Dataset records:
<<<<

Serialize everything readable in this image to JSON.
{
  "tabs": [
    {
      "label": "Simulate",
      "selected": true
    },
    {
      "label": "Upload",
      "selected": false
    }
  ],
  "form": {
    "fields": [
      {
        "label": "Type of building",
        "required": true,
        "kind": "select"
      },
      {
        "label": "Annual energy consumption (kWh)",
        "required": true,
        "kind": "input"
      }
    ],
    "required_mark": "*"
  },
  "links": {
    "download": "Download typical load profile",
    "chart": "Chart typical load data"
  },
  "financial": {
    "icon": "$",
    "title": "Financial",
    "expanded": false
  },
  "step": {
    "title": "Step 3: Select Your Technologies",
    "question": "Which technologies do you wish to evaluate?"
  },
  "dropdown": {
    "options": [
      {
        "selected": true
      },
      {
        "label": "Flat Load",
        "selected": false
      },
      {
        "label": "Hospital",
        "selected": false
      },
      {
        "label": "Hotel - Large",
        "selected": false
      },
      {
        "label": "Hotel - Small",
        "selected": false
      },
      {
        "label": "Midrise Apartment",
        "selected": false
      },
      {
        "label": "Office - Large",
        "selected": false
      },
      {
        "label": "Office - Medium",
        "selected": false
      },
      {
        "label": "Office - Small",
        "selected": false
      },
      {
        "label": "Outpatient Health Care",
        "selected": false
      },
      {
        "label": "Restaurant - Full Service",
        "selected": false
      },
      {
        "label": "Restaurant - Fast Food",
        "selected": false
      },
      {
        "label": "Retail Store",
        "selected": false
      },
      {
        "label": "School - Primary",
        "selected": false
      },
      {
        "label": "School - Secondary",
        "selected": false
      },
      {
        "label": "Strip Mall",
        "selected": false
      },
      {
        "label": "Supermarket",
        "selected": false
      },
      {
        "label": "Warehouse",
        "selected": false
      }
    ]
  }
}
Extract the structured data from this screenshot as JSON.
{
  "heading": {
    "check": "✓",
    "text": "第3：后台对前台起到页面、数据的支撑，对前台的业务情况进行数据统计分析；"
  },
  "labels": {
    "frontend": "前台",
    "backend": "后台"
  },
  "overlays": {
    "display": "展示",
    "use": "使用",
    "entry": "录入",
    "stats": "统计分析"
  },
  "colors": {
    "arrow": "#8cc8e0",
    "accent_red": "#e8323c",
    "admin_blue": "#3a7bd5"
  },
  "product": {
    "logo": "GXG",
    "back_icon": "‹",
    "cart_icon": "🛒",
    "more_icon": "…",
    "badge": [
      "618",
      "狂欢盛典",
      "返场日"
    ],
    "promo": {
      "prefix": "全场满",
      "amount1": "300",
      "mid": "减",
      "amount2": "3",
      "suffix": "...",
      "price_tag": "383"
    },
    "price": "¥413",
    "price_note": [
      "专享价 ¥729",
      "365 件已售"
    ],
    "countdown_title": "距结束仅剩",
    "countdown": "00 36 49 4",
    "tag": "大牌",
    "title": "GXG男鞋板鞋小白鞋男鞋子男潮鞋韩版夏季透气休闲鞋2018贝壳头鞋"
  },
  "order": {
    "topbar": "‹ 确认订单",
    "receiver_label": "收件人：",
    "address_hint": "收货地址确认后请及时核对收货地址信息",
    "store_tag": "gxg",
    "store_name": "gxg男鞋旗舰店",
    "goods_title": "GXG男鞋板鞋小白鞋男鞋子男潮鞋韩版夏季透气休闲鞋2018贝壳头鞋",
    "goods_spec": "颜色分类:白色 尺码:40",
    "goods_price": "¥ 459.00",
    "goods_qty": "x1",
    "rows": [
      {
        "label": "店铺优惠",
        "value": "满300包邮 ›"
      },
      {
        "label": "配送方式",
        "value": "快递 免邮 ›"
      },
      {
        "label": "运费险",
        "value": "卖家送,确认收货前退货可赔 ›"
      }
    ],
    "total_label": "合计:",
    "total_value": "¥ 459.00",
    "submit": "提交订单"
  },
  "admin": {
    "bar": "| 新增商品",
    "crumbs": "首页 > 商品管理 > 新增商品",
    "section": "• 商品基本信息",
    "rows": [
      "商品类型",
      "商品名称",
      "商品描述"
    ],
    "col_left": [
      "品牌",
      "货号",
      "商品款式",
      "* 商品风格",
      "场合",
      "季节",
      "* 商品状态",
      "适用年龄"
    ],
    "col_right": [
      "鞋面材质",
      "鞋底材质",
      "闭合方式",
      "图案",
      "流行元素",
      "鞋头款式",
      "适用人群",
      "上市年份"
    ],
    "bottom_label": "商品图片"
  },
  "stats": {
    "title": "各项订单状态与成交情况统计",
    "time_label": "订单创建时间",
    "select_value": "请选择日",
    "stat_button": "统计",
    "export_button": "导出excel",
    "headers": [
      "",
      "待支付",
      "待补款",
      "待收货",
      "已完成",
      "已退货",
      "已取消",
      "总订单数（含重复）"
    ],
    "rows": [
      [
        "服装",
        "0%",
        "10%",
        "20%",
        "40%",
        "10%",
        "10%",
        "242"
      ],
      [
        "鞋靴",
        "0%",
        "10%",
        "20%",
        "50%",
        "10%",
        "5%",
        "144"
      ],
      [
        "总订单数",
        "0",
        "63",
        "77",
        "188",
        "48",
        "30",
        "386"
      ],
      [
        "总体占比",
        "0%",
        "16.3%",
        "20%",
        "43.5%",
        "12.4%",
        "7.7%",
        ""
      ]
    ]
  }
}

>>>>
<<<<

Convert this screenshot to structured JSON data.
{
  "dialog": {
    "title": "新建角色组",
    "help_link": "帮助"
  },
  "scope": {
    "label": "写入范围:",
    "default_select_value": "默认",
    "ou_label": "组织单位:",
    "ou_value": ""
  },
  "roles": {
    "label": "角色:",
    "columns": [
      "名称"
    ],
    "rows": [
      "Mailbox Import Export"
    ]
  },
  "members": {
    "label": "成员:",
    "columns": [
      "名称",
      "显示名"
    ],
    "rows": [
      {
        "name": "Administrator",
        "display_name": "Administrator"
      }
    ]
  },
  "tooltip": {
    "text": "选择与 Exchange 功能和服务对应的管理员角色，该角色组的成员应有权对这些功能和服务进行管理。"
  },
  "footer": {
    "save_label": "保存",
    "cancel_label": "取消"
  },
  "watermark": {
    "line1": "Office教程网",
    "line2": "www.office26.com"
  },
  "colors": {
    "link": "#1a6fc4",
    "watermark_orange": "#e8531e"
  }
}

>>>>
<<<<

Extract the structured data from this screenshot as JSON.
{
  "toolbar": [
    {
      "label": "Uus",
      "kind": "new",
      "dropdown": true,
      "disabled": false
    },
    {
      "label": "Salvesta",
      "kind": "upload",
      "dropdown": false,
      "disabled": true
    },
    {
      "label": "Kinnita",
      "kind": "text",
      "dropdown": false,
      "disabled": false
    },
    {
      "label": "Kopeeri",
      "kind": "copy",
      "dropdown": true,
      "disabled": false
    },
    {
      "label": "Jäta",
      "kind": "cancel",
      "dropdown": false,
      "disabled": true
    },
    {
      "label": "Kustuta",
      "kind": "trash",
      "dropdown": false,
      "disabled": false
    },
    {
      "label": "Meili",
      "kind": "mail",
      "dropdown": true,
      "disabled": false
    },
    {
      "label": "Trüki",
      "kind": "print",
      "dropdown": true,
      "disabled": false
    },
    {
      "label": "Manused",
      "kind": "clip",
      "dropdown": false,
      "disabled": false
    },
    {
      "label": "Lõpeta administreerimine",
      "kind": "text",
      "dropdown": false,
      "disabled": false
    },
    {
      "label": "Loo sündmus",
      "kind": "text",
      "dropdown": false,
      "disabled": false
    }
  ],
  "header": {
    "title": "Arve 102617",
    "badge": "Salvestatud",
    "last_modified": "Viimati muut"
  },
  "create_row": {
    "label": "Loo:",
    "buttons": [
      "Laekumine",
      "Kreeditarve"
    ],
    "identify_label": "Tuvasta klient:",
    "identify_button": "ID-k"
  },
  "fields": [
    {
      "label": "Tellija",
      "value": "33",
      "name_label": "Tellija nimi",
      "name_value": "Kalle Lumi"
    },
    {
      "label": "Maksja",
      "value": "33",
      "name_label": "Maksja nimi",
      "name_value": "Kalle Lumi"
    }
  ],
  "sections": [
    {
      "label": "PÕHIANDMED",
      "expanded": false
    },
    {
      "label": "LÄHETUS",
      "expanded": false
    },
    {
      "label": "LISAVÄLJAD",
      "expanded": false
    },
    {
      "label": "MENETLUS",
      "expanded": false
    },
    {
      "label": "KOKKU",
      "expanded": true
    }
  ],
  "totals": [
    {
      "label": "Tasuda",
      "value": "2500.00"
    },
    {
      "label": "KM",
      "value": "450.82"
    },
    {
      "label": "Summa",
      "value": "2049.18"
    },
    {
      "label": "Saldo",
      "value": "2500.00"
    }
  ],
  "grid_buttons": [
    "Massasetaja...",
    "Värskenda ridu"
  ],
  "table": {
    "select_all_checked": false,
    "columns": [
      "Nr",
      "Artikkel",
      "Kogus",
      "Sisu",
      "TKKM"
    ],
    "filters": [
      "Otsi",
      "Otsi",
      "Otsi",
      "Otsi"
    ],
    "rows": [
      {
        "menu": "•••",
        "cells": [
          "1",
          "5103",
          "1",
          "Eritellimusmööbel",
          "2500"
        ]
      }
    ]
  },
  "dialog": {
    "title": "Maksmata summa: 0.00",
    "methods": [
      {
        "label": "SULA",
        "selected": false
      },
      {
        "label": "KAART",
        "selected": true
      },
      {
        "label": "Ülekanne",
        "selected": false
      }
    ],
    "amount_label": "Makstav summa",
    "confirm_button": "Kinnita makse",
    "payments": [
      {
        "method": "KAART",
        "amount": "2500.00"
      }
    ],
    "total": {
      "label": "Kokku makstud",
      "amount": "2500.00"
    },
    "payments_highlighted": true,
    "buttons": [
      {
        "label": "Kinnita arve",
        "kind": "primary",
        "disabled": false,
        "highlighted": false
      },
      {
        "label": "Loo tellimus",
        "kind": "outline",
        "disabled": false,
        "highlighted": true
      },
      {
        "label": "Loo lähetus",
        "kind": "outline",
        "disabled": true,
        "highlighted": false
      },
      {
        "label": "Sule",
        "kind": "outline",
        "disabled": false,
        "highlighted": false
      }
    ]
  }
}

>>>>

__Exercise__. Identify lines with the string "Kinnita". Copy each one.

__Reply__.
      "label": "Kinnita",
    "confirm_button": "Kinnita makse",
        "label": "Kinnita arve",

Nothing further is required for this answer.